- [Zu erledigen]:
a) Ersetze im Seitenauszug im Abschnitt von "2. In der dagegen" bis "habe sie eingehalten." den Ausdruck "Einspruchsfrist" durch "Berufungsfrist" und gib den so geänderten Abschnitt wieder.
b) Nenne jedes Datum, das im Seitenauszug vorkommt, jeweils nur einmal und in der Reihenfolge seines ersten Auftretens.
c) Führe den Seitenauszug zum Verfahren wegen der Geschwindigkeitsüberschreitung im Anschluss an seinen letzten Satz weiter.

- [Seitenauszug]:
%%

Der Unabhängige Verwaltungssenat des Landes Oberösterreich hat durch sein Mitglied Mag. Zöbl über die Berufung der Frau S E, geb. , vertreten durch Herrn C E, U, K, vom 12. Mai 2009 gegen den Bescheid des Bezirkshauptmannes von Freistadt vom 27. April 2009, Zl. VerkR96-2353-2007, wegen Zurückweisung eines Einspruches als verspätet zu Recht erkannt:

 

 

Der Berufung wird stattgegeben und der angefochtene Bescheid aufgehoben.

 

 

Rechtsgrundlagen:

§ 66 Abs.4 AVG iVm §§ 24, 49 Abs.1 VStG und § 13 Abs.1 AVG.

 

 

 

Entscheidungsgründe:

 

 

1. Die Bezirkshauptmannschaft Freistadt hat mit dem angefochtenen Bescheid den Einspruch der Berufungswerberin vom 11. Oktober 2007 gegen die Strafverfügung der Bezirkshauptmannschaft Freistadt vom 3. September 2007, Zl. VerkR96-2353-2007, als verspätet zurückgewiesen.

 

2. In der dagegen rechtzeitig eingebrachten Berufung machte die Berufungswerberin geltend, dass sowohl sie selbst als auch ihr Vertreter damals in ständigem telefonischen Kontakt mit der Bezirkshauptmannschaft Freistadt gestanden seien. Während dieser Telefonate sei ihnen auch mitgeteilt worden, dass die Einspruchsfrist ablaufe und sie vorweg mündlich Einspruch erheben könne, um die Frist zu wahren und den schriftlichen Einspruch nachzureichen. Diese von der Behörde gesetzte Frist habe sie eingehalten.

 

3. Der Bezirkshauptmann von Freistadt hat den Verwaltungsakt dem Unabhängigen Verwaltungssenat des Landes Oberösterreich zur Entscheidung vorgelegt. Eine Berufungsvorentscheidung wurde nicht erlassen. Es ergibt sich daher die Zuständigkeit des Unabhängigen Verwaltungssenates, wobei dieser durch das nach der Geschäftsverteilung zuständige Einzelmitglied zu entscheiden hat (§ 51c VStG).

 

4. Der Unabhängige Verwaltungssenat des Landes Oberösterreich hat Beweis erhoben durch Einsichtnahme in den Verfahrensakt. Aus diesem ergibt sich der für die Entscheidung wesentliche Sachverhalt zur Gänze, weshalb eine öffentliche mündliche Berufungsverhandlung nicht erforderlich war. Eine solche wurde auch nicht beantragt.

 

4.1. Folgender Sachverhalt steht fest:

 

Gegen die Berufungswerberin wurde wegen einer Geschwindigkeits­überschreitung am 3. September 2007 zu Zl. VerkR96-2353-2007 von der Bezirkshauptmannschaft Freistadt eine Strafverfügung erlassen. Diese Strafverfügung wurde durch Hinterlegung am 17. September 2007 bei der Zustellbasis F zugestellt. Am 1. Oktober 2007 hat Frau E telefonisch einen Einspruch gegen die Strafverfügung bei der Bezirkshauptmannschaft Freistadt eingebracht. Es wurde ihr aufgetragen, innerhalb von zwei Wochen den Einspruch schriftlich und persönlich unterschrieben zu übermitteln, wobei sie darauf hingewiesen wurde, dass für den Fall der Nichtbeachtung dieses Verbesserungsauftrages ihr Anruf vom 1. Oktober 2007 nicht als Einspruch gewertet würde.

%%

- [Inhalt der Daten]:
%%

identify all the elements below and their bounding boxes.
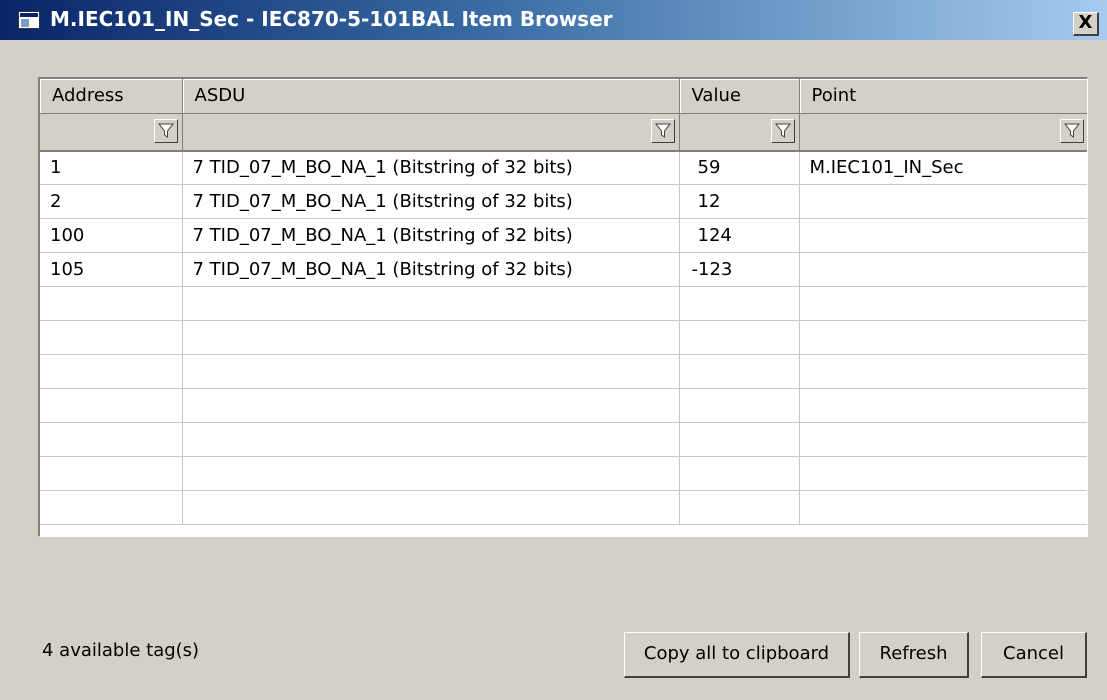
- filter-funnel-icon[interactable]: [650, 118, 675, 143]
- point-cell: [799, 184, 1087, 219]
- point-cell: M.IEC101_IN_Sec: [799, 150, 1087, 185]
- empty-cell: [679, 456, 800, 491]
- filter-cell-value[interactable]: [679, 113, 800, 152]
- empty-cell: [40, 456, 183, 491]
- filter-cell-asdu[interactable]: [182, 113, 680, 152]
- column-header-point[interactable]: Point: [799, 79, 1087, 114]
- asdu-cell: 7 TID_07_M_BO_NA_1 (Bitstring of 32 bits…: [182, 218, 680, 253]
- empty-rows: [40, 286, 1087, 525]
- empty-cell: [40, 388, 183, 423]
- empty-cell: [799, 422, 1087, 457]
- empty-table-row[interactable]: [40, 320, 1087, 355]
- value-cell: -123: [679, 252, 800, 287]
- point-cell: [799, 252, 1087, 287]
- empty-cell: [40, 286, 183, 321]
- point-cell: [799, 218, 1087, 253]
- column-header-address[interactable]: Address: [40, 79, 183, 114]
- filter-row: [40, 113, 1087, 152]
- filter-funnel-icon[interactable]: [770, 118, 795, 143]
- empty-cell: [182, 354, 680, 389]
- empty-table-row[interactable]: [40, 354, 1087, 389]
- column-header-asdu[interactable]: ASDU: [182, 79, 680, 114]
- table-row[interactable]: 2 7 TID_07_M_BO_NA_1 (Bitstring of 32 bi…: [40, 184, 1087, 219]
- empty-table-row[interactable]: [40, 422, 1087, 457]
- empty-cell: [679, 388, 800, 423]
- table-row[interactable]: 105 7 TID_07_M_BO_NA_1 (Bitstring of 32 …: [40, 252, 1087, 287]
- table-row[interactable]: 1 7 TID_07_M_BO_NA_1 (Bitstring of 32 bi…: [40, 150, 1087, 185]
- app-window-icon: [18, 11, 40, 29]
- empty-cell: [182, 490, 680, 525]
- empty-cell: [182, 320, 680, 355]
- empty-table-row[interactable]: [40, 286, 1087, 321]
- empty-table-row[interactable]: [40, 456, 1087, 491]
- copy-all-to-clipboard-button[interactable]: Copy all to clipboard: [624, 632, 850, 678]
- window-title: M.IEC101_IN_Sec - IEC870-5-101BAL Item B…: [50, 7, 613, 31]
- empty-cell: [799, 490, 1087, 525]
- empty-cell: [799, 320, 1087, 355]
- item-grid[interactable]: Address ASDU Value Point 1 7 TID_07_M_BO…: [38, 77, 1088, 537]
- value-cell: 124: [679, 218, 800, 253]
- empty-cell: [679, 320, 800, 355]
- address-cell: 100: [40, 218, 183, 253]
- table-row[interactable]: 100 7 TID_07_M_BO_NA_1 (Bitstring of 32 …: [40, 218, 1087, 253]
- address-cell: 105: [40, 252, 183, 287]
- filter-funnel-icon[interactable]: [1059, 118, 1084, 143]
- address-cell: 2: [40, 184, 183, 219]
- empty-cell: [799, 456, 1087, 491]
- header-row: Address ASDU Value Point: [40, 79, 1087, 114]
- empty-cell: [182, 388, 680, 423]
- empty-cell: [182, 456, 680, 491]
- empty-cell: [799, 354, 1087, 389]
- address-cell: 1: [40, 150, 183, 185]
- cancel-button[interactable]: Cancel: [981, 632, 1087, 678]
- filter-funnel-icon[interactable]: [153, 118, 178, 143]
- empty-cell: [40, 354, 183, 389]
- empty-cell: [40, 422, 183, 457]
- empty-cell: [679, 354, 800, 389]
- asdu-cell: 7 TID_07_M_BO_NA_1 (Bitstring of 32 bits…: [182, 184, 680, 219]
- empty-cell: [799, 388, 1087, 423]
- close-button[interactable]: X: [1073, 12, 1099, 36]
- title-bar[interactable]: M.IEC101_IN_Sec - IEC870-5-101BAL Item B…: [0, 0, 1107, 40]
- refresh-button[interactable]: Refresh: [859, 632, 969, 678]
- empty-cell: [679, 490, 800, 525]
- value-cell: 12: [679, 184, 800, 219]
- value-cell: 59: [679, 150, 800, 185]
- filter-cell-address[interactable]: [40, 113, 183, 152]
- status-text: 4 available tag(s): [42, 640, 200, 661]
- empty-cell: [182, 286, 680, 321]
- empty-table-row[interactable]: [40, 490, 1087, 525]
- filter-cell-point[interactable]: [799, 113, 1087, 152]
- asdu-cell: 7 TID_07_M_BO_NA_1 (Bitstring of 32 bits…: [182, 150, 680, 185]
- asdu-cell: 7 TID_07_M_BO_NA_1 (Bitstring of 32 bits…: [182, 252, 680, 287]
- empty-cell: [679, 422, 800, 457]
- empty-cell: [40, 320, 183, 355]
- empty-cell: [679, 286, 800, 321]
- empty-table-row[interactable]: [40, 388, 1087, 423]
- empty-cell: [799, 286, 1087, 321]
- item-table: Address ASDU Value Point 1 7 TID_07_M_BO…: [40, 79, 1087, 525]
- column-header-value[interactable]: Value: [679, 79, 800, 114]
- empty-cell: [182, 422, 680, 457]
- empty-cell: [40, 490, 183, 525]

%%
%%

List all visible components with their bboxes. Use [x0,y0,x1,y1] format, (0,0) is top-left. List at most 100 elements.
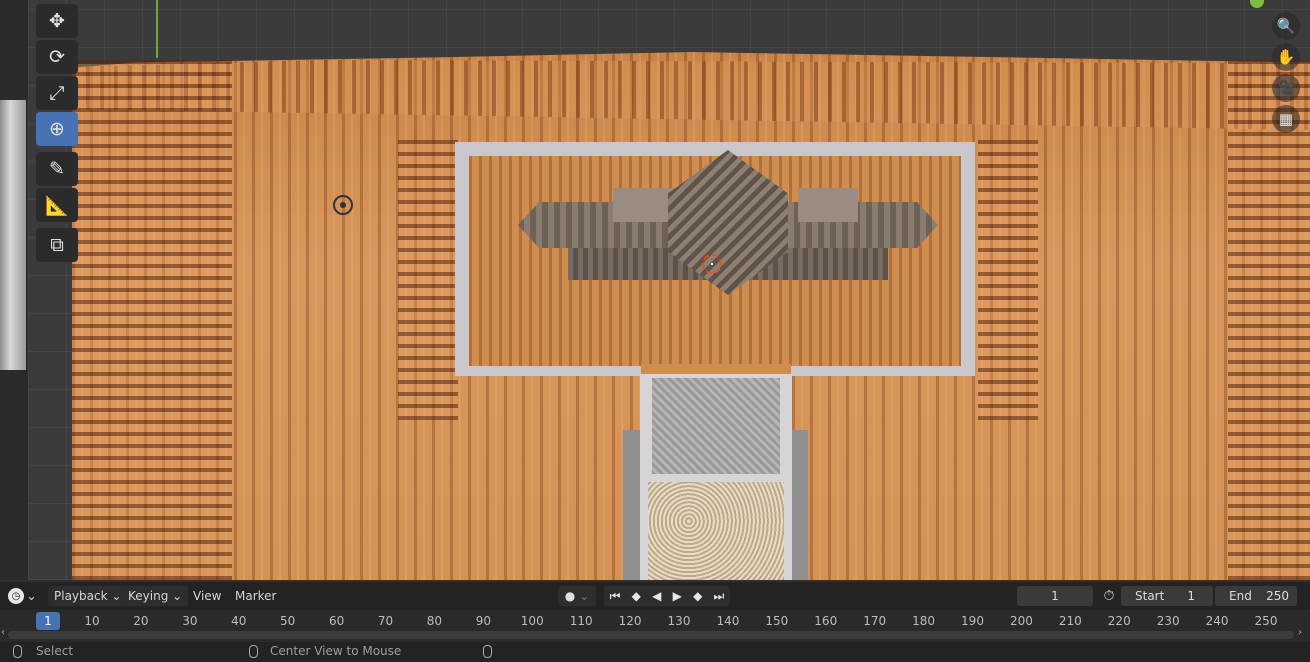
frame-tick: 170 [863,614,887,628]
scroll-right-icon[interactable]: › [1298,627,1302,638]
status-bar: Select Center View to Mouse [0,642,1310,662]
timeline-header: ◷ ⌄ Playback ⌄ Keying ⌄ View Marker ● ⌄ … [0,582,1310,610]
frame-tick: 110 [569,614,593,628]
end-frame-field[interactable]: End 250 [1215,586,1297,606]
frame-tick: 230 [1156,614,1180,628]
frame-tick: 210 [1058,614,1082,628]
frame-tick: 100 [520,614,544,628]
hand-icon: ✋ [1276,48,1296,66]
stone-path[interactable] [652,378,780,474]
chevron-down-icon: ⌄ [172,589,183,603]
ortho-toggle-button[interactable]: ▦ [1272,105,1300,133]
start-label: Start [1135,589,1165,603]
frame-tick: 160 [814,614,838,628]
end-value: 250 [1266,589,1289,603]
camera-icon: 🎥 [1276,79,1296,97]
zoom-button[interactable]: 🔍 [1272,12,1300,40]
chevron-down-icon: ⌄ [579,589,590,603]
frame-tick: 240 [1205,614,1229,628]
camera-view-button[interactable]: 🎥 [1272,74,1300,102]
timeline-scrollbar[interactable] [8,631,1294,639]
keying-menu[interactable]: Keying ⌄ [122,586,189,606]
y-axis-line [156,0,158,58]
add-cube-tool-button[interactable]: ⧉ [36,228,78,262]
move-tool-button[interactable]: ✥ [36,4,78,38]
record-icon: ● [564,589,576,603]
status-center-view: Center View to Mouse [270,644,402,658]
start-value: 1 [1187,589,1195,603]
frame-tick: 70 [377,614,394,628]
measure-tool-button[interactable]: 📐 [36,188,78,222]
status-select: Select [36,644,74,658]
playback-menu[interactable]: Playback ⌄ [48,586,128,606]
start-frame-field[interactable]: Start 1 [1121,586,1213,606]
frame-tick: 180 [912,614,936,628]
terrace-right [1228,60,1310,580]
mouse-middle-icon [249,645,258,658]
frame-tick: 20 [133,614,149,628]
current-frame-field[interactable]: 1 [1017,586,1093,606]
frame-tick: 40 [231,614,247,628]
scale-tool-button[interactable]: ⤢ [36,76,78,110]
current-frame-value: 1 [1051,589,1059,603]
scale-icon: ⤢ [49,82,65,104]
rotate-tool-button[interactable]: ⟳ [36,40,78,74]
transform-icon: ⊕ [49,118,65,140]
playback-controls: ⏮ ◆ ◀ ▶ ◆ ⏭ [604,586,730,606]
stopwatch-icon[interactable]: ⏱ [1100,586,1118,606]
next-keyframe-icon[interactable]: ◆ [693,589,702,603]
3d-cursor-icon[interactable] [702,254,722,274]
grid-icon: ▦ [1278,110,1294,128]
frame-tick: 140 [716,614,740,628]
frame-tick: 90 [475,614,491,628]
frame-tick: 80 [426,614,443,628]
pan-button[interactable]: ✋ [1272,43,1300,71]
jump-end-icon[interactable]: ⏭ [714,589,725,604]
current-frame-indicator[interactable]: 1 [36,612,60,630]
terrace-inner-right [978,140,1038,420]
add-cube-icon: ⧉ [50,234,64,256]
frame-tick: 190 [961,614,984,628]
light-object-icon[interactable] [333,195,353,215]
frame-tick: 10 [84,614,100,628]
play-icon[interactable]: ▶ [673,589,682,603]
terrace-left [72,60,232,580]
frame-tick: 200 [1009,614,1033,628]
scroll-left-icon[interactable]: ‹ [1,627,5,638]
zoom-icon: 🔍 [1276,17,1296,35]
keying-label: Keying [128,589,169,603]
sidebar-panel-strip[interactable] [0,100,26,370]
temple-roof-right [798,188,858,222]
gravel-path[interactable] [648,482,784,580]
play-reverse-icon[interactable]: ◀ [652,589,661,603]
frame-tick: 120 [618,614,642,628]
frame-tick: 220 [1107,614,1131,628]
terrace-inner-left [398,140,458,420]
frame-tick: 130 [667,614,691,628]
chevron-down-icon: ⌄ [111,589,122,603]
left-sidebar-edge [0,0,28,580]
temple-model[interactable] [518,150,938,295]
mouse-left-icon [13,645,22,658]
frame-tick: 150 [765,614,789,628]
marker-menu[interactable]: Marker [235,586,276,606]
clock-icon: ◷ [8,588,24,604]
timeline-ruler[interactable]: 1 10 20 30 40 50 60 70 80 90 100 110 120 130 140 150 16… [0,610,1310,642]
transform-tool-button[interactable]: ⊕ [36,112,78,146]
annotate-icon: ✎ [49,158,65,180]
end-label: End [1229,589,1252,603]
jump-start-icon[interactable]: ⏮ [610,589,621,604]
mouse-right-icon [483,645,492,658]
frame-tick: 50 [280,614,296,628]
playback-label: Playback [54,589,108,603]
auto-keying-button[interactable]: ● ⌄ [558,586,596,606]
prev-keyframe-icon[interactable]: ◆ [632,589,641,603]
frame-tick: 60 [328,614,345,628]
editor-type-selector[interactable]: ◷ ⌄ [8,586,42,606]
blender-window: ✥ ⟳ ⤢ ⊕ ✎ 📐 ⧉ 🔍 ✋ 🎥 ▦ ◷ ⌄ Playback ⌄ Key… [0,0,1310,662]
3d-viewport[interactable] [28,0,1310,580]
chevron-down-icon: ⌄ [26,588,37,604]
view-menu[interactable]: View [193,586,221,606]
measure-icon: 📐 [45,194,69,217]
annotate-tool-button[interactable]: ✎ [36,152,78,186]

%%

- [Lösungen]:
a)
2. In der dagegen rechtzeitig eingebrachten Berufung machte die Berufungswerberin geltend, dass sowohl sie selbst als auch ihr Vertreter damals in ständigem telefonischen Kontakt mit der Bezirkshauptmannschaft Freistadt gestanden seien. Während dieser Telefonate sei ihnen auch mitgeteilt worden, dass die Berufungsfrist ablaufe und sie vorweg mündlich Einspruch erheben könne, um die Frist zu wahren und den schriftlichen Einspruch nachzureichen. Diese von der Behörde gesetzte Frist habe sie eingehalten.

b)
- 12. Mai 2009
- 27. April 2009
- 11. Oktober 2007
- 3. September 2007
- 17. September 2007
- 1. Oktober 2007

c)
 

Daraufhin hat die Berufungswerberin am 11. Oktober 2007 – nunmehr vertreten durch Herrn E – einen schriftlichen Einspruch nachgereicht. Erst 18 Monate später, am 5. März 2009 wurde von der Bezirkshauptmannschaft Freistadt wegen der behaupteten Verspätung des Einspruches Parteiengehör gewahrt und in weiterer Folge der angefochtene Bescheid erlassen.

 

5. Darüber hat der Unabhängige Verwaltungssenat des Landes Oberösterreich in rechtlicher Hinsicht Folgendes erwogen:

 

5.1. Im Hinblick auf die telefonische Erhebung des Einspruches bereits am
1. Oktober 2007 ist hier die Bestimmung des § 13 Abs.1 AVG in ihrem zeitlichen Ablauf darzustellen:

 

§ 13 Abs.1 AVG lautete bis Ende Februar 2004 über lange Zeit wie folgt:
Anträge, Gesuche, Anzeigen, Beschwerden und sonstige Mitteilungen können, sofern in den Verwaltungsvorschriften nicht anderes bestimmt ist, bei der Behörde schriftlich oder, soweit es der Natur der Sache nach tunlich erscheint, mündlich oder telefonisch eingebracht werden. Schriftliche Anbringen können nach Maßgabe der vorhandenen technischen Möglichkeiten auch telegrafisch, fernschriftlich, mit Telefax, im Wege automationsunterstützter Datenübertragung oder in jeder anderen technisch möglichen Weise eingebracht werden.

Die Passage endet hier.